### Exercise aim
Find all lines in the listing that include the word "Opposing", then copy them.
* begin *
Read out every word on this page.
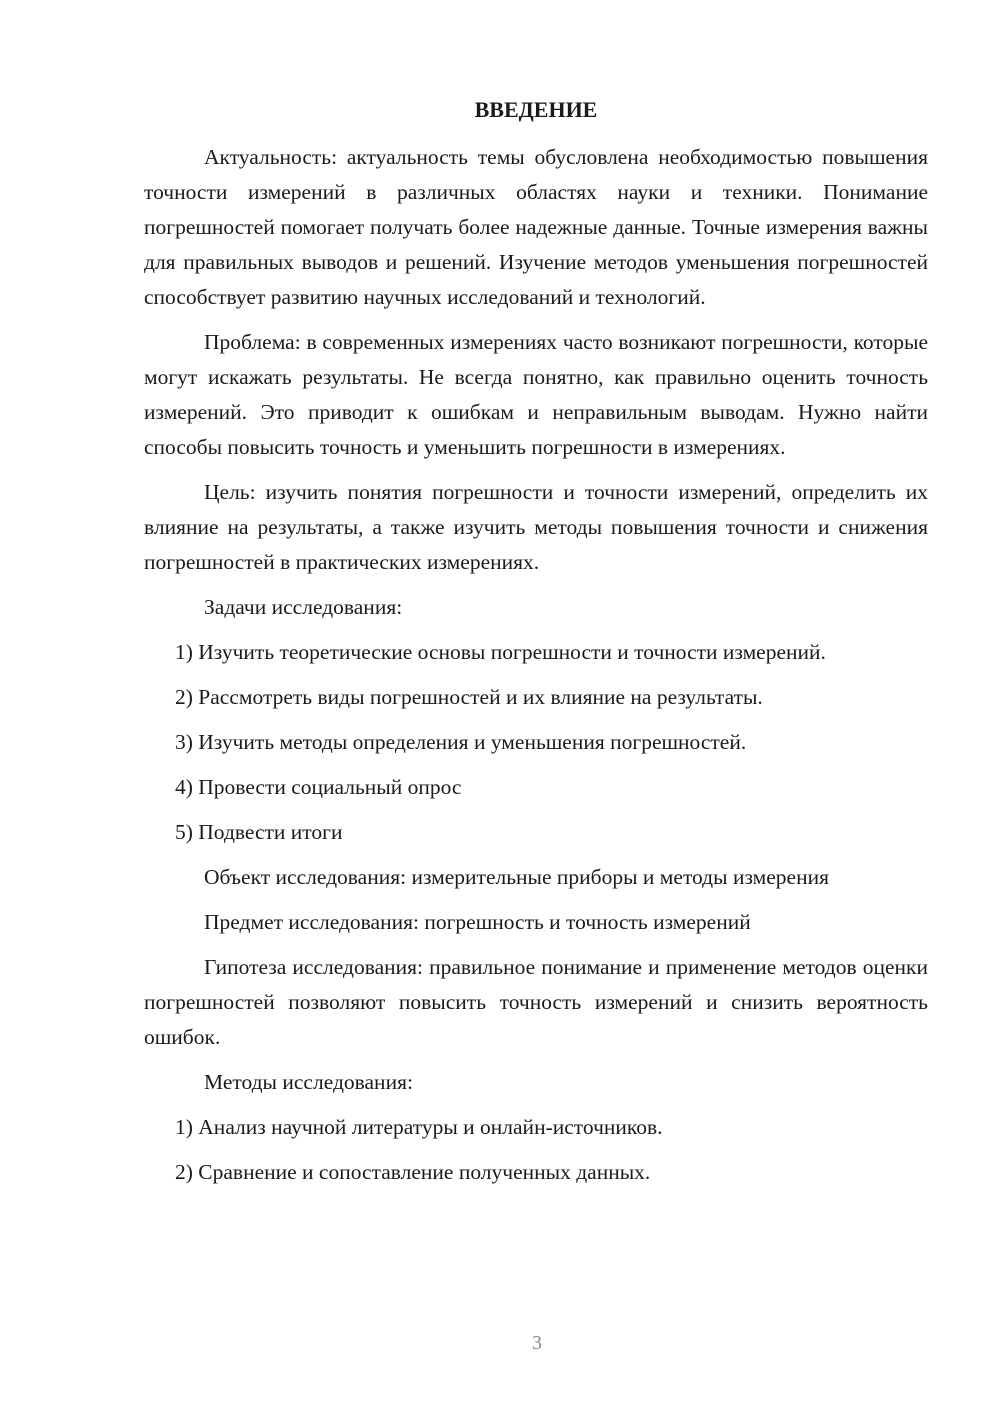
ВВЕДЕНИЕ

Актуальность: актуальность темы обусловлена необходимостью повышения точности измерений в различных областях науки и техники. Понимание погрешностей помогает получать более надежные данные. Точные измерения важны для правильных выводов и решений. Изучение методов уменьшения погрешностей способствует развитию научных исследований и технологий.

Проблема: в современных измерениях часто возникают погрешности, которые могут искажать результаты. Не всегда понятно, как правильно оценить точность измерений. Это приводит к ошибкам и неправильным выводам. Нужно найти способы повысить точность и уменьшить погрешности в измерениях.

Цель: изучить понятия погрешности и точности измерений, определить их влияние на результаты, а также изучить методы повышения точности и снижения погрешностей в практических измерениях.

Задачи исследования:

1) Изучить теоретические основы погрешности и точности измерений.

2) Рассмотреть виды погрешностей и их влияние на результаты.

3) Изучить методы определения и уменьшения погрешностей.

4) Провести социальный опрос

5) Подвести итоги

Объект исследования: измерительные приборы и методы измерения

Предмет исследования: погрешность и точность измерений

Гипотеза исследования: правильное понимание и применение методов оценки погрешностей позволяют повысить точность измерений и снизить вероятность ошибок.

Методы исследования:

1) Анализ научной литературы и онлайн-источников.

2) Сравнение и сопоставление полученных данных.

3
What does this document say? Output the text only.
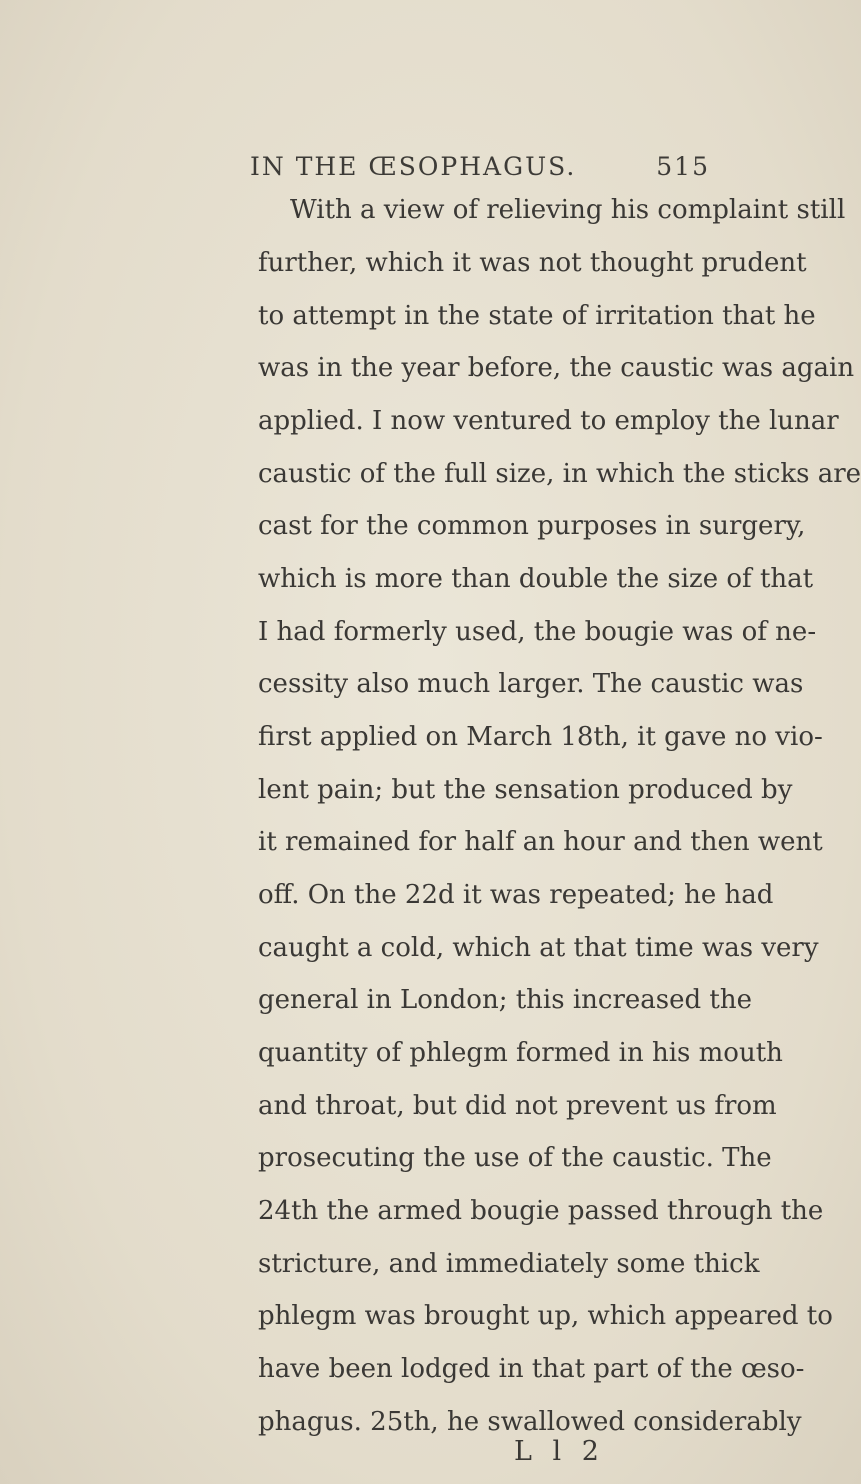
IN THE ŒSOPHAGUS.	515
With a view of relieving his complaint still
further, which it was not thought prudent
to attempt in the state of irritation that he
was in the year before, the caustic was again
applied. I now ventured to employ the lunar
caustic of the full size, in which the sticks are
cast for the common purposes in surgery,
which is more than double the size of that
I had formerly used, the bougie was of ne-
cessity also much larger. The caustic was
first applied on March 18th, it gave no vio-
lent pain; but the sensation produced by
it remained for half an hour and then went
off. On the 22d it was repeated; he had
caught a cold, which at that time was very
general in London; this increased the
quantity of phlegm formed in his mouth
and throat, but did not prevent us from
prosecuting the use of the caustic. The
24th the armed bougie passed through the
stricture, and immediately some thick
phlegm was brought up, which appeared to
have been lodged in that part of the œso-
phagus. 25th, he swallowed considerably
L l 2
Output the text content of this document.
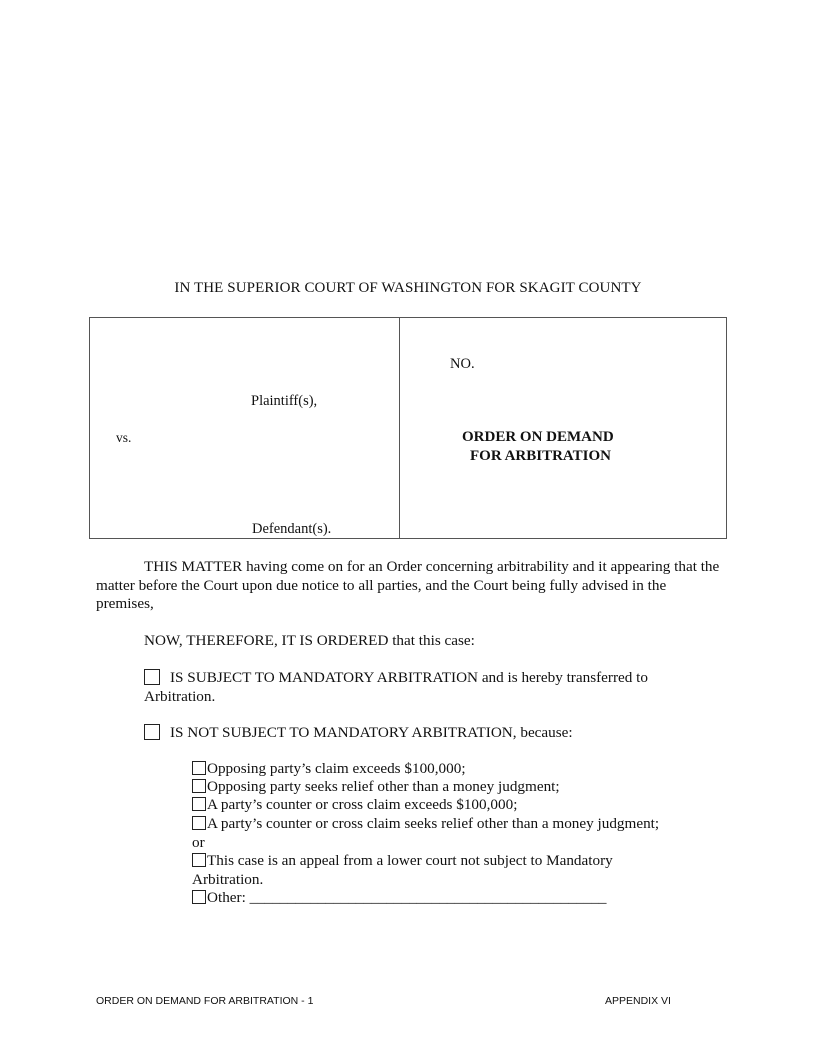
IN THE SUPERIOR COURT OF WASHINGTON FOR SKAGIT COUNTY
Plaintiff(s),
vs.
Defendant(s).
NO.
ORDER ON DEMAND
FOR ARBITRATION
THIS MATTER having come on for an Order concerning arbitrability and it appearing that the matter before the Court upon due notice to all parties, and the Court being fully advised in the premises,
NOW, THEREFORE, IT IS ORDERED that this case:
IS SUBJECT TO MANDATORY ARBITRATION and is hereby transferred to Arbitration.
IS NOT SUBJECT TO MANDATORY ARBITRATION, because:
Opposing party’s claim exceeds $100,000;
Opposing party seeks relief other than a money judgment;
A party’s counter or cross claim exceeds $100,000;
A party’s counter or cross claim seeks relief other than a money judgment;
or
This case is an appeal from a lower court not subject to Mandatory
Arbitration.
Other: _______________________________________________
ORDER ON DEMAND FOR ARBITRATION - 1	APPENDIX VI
* end *
### Response
Opposing party’s claim exceeds $100,000;
Opposing party seeks relief other than a money judgment;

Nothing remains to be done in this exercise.